→ WHAT YOU WILL DO: Copy out all of the records. Keep every word exact.

Data records:
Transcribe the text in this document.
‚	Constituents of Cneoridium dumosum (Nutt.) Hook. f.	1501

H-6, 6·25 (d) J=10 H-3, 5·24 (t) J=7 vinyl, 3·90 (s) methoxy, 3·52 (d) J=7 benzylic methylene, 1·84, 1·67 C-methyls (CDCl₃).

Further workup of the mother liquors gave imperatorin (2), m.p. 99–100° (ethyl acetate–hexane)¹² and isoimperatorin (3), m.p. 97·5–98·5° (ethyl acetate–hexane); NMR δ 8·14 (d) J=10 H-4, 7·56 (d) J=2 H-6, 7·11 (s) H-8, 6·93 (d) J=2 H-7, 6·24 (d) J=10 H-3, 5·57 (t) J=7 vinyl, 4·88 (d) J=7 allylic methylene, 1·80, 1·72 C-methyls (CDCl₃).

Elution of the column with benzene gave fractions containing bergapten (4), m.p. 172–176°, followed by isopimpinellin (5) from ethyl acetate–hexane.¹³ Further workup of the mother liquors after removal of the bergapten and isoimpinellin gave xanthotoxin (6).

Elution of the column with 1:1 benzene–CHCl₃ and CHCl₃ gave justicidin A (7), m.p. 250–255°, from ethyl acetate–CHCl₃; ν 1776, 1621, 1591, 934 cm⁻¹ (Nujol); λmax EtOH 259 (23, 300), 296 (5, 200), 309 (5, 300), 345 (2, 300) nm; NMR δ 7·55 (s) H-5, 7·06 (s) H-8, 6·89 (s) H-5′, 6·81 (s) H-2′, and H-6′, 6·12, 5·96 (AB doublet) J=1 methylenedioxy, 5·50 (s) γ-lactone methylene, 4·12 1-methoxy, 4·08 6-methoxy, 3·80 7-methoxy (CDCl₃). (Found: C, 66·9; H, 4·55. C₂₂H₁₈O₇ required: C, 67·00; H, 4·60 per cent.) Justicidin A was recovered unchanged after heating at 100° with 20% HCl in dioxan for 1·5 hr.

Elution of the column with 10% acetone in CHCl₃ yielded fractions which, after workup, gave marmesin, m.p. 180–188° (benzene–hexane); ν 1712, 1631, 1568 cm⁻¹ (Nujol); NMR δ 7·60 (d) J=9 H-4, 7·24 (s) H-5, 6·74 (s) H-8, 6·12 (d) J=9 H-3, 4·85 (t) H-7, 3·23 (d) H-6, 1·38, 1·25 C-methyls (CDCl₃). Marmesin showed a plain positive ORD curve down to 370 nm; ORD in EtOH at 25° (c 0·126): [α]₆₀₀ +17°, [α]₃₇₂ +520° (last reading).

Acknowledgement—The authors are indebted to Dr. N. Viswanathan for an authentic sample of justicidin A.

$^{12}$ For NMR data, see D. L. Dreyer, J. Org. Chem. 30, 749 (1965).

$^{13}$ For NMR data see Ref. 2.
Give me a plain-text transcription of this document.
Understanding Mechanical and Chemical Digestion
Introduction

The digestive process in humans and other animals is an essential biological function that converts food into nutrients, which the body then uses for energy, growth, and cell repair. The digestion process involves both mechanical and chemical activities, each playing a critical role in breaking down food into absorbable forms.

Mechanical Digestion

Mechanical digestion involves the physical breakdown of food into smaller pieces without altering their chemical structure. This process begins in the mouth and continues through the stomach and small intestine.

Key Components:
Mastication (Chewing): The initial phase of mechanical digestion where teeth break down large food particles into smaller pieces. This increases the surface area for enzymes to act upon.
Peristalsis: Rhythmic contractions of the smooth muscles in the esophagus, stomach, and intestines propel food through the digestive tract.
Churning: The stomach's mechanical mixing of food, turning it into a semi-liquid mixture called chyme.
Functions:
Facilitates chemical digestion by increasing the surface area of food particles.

→ FINAL ANSWER:
Transcribe the text in this document.
‚	Constituents of Cneoridium dumosum (Nutt.) Hook. f.	1501

H-6, 6·25 (d) J=10 H-3, 5·24 (t) J=7 vinyl, 3·90 (s) methoxy, 3·52 (d) J=7 benzylic methylene, 1·84, 1·67 C-methyls (CDCl₃).

Further workup of the mother liquors gave imperatorin (2), m.p. 99–100° (ethyl acetate–hexane)¹² and isoimperatorin (3), m.p. 97·5–98·5° (ethyl acetate–hexane); NMR δ 8·14 (d) J=10 H-4, 7·56 (d) J=2 H-6, 7·11 (s) H-8, 6·93 (d) J=2 H-7, 6·24 (d) J=10 H-3, 5·57 (t) J=7 vinyl, 4·88 (d) J=7 allylic methylene, 1·80, 1·72 C-methyls (CDCl₃).

Elution of the column with benzene gave fractions containing bergapten (4), m.p. 172–176°, followed by isopimpinellin (5) from ethyl acetate–hexane.¹³ Further workup of the mother liquors after removal of the bergapten and isoimpinellin gave xanthotoxin (6).

Elution of the column with 1:1 benzene–CHCl₃ and CHCl₃ gave justicidin A (7), m.p. 250–255°, from ethyl acetate–CHCl₃; ν 1776, 1621, 1591, 934 cm⁻¹ (Nujol); λmax EtOH 259 (23, 300), 296 (5, 200), 309 (5, 300), 345 (2, 300) nm; NMR δ 7·55 (s) H-5, 7·06 (s) H-8, 6·89 (s) H-5′, 6·81 (s) H-2′, and H-6′, 6·12, 5·96 (AB doublet) J=1 methylenedioxy, 5·50 (s) γ-lactone methylene, 4·12 1-methoxy, 4·08 6-methoxy, 3·80 7-methoxy (CDCl₃). (Found: C, 66·9; H, 4·55. C₂₂H₁₈O₇ required: C, 67·00; H, 4·60 per cent.) Justicidin A was recovered unchanged after heating at 100° with 20% HCl in dioxan for 1·5 hr.

Elution of the column with 10% acetone in CHCl₃ yielded fractions which, after workup, gave marmesin, m.p. 180–188° (benzene–hexane); ν 1712, 1631, 1568 cm⁻¹ (Nujol); NMR δ 7·60 (d) J=9 H-4, 7·24 (s) H-5, 6·74 (s) H-8, 6·12 (d) J=9 H-3, 4·85 (t) H-7, 3·23 (d) H-6, 1·38, 1·25 C-methyls (CDCl₃). Marmesin showed a plain positive ORD curve down to 370 nm; ORD in EtOH at 25° (c 0·126): [α]₆₀₀ +17°, [α]₃₇₂ +520° (last reading).

Acknowledgement—The authors are indebted to Dr. N. Viswanathan for an authentic sample of justicidin A.

$^{12}$ For NMR data, see D. L. Dreyer, J. Org. Chem. 30, 749 (1965).

$^{13}$ For NMR data see Ref. 2.
Give me a plain-text transcription of this document.
Understanding Mechanical and Chemical Digestion
Introduction

The digestive process in humans and other animals is an essential biological function that converts food into nutrients, which the body then uses for energy, growth, and cell repair. The digestion process involves both mechanical and chemical activities, each playing a critical role in breaking down food into absorbable forms.

Mechanical Digestion

Mechanical digestion involves the physical breakdown of food into smaller pieces without altering their chemical structure. This process begins in the mouth and continues through the stomach and small intestine.

Key Components:
Mastication (Chewing): The initial phase of mechanical digestion where teeth break down large food particles into smaller pieces. This increases the surface area for enzymes to act upon.
Peristalsis: Rhythmic contractions of the smooth muscles in the esophagus, stomach, and intestines propel food through the digestive tract.
Churning: The stomach's mechanical mixing of food, turning it into a semi-liquid mixture called chyme.
Functions:
Facilitates chemical digestion by increasing the surface area of food particles.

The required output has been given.